Dataset excerpts
■ ■ ■ ■

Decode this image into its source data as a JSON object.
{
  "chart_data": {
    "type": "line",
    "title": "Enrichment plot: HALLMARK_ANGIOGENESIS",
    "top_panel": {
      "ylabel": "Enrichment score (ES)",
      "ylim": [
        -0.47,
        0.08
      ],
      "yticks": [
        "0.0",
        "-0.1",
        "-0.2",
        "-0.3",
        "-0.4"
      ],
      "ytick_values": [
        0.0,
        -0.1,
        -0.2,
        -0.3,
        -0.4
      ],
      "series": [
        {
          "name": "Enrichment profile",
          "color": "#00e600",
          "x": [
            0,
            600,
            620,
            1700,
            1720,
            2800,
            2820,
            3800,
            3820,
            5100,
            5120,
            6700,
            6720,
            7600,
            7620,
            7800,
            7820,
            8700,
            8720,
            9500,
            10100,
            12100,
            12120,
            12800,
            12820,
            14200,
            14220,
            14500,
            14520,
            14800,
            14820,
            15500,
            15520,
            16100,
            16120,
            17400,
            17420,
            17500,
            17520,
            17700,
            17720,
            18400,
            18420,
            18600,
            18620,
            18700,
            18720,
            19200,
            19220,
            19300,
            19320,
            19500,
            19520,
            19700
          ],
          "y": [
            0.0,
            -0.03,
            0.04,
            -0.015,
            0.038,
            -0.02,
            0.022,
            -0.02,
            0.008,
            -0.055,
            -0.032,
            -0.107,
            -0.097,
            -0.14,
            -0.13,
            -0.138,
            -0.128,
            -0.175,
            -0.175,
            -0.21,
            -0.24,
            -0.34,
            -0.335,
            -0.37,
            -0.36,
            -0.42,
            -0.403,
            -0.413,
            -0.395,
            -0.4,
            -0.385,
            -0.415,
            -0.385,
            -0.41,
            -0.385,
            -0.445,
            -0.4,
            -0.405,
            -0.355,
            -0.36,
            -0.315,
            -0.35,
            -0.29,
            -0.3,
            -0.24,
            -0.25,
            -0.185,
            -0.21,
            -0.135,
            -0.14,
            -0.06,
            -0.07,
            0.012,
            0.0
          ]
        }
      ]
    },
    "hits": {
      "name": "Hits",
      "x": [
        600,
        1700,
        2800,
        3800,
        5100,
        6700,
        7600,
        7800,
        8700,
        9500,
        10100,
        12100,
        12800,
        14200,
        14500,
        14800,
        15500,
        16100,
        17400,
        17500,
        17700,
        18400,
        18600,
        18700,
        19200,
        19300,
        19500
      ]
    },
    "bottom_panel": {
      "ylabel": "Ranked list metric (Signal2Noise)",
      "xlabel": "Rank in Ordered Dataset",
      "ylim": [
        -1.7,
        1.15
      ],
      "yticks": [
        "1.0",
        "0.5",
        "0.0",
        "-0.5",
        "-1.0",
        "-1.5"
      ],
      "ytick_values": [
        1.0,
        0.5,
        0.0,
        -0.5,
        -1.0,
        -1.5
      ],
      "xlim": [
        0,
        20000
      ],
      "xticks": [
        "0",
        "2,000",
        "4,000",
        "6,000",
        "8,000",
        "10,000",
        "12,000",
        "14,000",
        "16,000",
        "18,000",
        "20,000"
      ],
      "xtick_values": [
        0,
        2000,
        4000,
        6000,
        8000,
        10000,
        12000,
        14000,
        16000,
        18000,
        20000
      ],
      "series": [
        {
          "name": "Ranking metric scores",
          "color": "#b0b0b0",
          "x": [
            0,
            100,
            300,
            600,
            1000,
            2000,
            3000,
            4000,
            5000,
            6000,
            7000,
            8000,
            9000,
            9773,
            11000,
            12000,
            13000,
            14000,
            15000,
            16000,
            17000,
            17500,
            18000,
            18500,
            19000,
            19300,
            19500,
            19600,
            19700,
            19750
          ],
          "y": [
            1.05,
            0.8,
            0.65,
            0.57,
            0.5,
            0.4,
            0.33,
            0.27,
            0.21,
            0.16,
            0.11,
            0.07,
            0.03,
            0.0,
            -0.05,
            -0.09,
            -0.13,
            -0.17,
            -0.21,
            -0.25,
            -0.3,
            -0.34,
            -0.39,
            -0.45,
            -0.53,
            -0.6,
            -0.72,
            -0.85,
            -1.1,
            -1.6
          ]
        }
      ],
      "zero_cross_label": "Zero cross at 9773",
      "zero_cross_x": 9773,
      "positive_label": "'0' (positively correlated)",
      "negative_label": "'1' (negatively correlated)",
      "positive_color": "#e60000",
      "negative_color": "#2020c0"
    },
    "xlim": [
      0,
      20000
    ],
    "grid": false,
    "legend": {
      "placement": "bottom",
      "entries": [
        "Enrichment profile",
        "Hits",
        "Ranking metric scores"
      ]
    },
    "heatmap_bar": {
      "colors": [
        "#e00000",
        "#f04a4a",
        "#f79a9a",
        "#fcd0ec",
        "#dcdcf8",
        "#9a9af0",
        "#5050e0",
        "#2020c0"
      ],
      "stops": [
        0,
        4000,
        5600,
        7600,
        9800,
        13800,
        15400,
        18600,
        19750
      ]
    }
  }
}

■ ■ ■ ■

● **WHAT THE TASK REQUIRES**
All of the entries above, written out exactly, make up the reply.

● **WRITTEN REPLY**
Decode this image into its source data as a JSON object.
{
  "chart_data": {
    "type": "line",
    "title": "Enrichment plot: HALLMARK_ANGIOGENESIS",
    "top_panel": {
      "ylabel": "Enrichment score (ES)",
      "ylim": [
        -0.47,
        0.08
      ],
      "yticks": [
        "0.0",
        "-0.1",
        "-0.2",
        "-0.3",
        "-0.4"
      ],
      "ytick_values": [
        0.0,
        -0.1,
        -0.2,
        -0.3,
        -0.4
      ],
      "series": [
        {
          "name": "Enrichment profile",
          "color": "#00e600",
          "x": [
            0,
            600,
            620,
            1700,
            1720,
            2800,
            2820,
            3800,
            3820,
            5100,
            5120,
            6700,
            6720,
            7600,
            7620,
            7800,
            7820,
            8700,
            8720,
            9500,
            10100,
            12100,
            12120,
            12800,
            12820,
            14200,
            14220,
            14500,
            14520,
            14800,
            14820,
            15500,
            15520,
            16100,
            16120,
            17400,
            17420,
            17500,
            17520,
            17700,
            17720,
            18400,
            18420,
            18600,
            18620,
            18700,
            18720,
            19200,
            19220,
            19300,
            19320,
            19500,
            19520,
            19700
          ],
          "y": [
            0.0,
            -0.03,
            0.04,
            -0.015,
            0.038,
            -0.02,
            0.022,
            -0.02,
            0.008,
            -0.055,
            -0.032,
            -0.107,
            -0.097,
            -0.14,
            -0.13,
            -0.138,
            -0.128,
            -0.175,
            -0.175,
            -0.21,
            -0.24,
            -0.34,
            -0.335,
            -0.37,
            -0.36,
            -0.42,
            -0.403,
            -0.413,
            -0.395,
            -0.4,
            -0.385,
            -0.415,
            -0.385,
            -0.41,
            -0.385,
            -0.445,
            -0.4,
            -0.405,
            -0.355,
            -0.36,
            -0.315,
            -0.35,
            -0.29,
            -0.3,
            -0.24,
            -0.25,
            -0.185,
            -0.21,
            -0.135,
            -0.14,
            -0.06,
            -0.07,
            0.012,
            0.0
          ]
        }
      ]
    },
    "hits": {
      "name": "Hits",
      "x": [
        600,
        1700,
        2800,
        3800,
        5100,
        6700,
        7600,
        7800,
        8700,
        9500,
        10100,
        12100,
        12800,
        14200,
        14500,
        14800,
        15500,
        16100,
        17400,
        17500,
        17700,
        18400,
        18600,
        18700,
        19200,
        19300,
        19500
      ]
    },
    "bottom_panel": {
      "ylabel": "Ranked list metric (Signal2Noise)",
      "xlabel": "Rank in Ordered Dataset",
      "ylim": [
        -1.7,
        1.15
      ],
      "yticks": [
        "1.0",
        "0.5",
        "0.0",
        "-0.5",
        "-1.0",
        "-1.5"
      ],
      "ytick_values": [
        1.0,
        0.5,
        0.0,
        -0.5,
        -1.0,
        -1.5
      ],
      "xlim": [
        0,
        20000
      ],
      "xticks": [
        "0",
        "2,000",
        "4,000",
        "6,000",
        "8,000",
        "10,000",
        "12,000",
        "14,000",
        "16,000",
        "18,000",
        "20,000"
      ],
      "xtick_values": [
        0,
        2000,
        4000,
        6000,
        8000,
        10000,
        12000,
        14000,
        16000,
        18000,
        20000
      ],
      "series": [
        {
          "name": "Ranking metric scores",
          "color": "#b0b0b0",
          "x": [
            0,
            100,
            300,
            600,
            1000,
            2000,
            3000,
            4000,
            5000,
            6000,
            7000,
            8000,
            9000,
            9773,
            11000,
            12000,
            13000,
            14000,
            15000,
            16000,
            17000,
            17500,
            18000,
            18500,
            19000,
            19300,
            19500,
            19600,
            19700,
            19750
          ],
          "y": [
            1.05,
            0.8,
            0.65,
            0.57,
            0.5,
            0.4,
            0.33,
            0.27,
            0.21,
            0.16,
            0.11,
            0.07,
            0.03,
            0.0,
            -0.05,
            -0.09,
            -0.13,
            -0.17,
            -0.21,
            -0.25,
            -0.3,
            -0.34,
            -0.39,
            -0.45,
            -0.53,
            -0.6,
            -0.72,
            -0.85,
            -1.1,
            -1.6
          ]
        }
      ],
      "zero_cross_label": "Zero cross at 9773",
      "zero_cross_x": 9773,
      "positive_label": "'0' (positively correlated)",
      "negative_label": "'1' (negatively correlated)",
      "positive_color": "#e60000",
      "negative_color": "#2020c0"
    },
    "xlim": [
      0,
      20000
    ],
    "grid": false,
    "legend": {
      "placement": "bottom",
      "entries": [
        "Enrichment profile",
        "Hits",
        "Ranking metric scores"
      ]
    },
    "heatmap_bar": {
      "colors": [
        "#e00000",
        "#f04a4a",
        "#f79a9a",
        "#fcd0ec",
        "#dcdcf8",
        "#9a9af0",
        "#5050e0",
        "#2020c0"
      ],
      "stops": [
        0,
        4000,
        5600,
        7600,
        9800,
        13800,
        15400,
        18600,
        19750
      ]
    }
  }
}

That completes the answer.